- [What you will do]
Rename "Description with numbered items" to "Description listing numbered items" in the data from the line containing "Patent image size: (804, 940)." up to and including the line containing "The servo amplifier 39 is at (225, 713).". Reproduce only those lines, with everything else unchanged.

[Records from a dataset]
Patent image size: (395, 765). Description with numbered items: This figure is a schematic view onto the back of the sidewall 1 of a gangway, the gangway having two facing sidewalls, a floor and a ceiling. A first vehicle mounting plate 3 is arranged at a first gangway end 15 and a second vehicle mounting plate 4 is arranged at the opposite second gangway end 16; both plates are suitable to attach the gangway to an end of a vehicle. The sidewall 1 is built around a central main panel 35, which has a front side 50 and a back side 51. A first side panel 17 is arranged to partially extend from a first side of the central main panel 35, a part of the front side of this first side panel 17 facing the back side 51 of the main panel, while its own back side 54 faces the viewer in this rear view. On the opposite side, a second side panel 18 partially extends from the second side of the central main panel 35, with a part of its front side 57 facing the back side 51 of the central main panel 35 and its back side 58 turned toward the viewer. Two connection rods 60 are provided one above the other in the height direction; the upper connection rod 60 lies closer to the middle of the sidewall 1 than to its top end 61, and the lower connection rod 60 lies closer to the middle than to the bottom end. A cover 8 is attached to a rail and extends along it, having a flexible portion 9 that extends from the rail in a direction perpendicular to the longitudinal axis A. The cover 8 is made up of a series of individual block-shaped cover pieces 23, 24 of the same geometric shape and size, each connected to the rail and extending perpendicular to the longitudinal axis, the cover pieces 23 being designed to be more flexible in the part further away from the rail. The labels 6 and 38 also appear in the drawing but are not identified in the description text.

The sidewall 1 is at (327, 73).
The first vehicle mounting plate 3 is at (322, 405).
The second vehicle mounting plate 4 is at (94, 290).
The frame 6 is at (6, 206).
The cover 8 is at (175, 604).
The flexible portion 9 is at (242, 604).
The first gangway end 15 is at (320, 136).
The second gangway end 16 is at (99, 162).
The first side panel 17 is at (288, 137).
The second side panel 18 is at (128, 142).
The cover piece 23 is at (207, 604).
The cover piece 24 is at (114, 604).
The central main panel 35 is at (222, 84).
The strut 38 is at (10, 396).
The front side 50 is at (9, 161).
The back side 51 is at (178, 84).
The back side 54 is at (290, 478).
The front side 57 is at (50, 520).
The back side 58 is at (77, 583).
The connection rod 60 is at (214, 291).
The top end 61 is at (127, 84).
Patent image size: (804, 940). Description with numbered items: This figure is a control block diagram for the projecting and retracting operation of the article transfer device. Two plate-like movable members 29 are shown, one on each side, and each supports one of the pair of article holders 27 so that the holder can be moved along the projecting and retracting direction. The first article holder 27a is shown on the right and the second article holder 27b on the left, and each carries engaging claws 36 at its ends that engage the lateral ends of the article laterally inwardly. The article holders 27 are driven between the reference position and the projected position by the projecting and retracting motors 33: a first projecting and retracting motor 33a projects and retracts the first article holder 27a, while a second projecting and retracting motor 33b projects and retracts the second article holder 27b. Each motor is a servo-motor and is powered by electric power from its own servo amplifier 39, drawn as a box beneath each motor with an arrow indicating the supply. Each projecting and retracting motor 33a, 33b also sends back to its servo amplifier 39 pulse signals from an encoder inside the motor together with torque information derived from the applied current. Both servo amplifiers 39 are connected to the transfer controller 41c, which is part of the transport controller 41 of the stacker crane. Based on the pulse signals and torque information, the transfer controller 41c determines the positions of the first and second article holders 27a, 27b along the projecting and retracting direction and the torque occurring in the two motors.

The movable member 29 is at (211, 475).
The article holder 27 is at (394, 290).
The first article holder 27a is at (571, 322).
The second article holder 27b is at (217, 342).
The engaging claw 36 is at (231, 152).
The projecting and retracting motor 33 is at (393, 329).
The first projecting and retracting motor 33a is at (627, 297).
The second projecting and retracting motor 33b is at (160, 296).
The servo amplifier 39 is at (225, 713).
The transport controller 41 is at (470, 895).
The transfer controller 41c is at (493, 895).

- [Solution to this exercise]
Patent image size: (804, 940). Description listing numbered items: This figure is a control block diagram for the projecting and retracting operation of the article transfer device. Two plate-like movable members 29 are shown, one on each side, and each supports one of the pair of article holders 27 so that the holder can be moved along the projecting and retracting direction. The first article holder 27a is shown on the right and the second article holder 27b on the left, and each carries engaging claws 36 at its ends that engage the lateral ends of the article laterally inwardly. The article holders 27 are driven between the reference position and the projected position by the projecting and retracting motors 33: a first projecting and retracting motor 33a projects and retracts the first article holder 27a, while a second projecting and retracting motor 33b projects and retracts the second article holder 27b. Each motor is a servo-motor and is powered by electric power from its own servo amplifier 39, drawn as a box beneath each motor with an arrow indicating the supply. Each projecting and retracting motor 33a, 33b also sends back to its servo amplifier 39 pulse signals from an encoder inside the motor together with torque information derived from the applied current. Both servo amplifiers 39 are connected to the transfer controller 41c, which is part of the transport controller 41 of the stacker crane. Based on the pulse signals and torque information, the transfer controller 41c determines the positions of the first and second article holders 27a, 27b along the projecting and retracting direction and the torque occurring in the two motors.

The movable member 29 is at (211, 475).
The article holder 27 is at (394, 290).
The first article holder 27a is at (571, 322).
The second article holder 27b is at (217, 342).
The engaging claw 36 is at (231, 152).
The projecting and retracting motor 33 is at (393, 329).
The first projecting and retracting motor 33a is at (627, 297).
The second projecting and retracting motor 33b is at (160, 296).
The servo amplifier 39 is at (225, 713).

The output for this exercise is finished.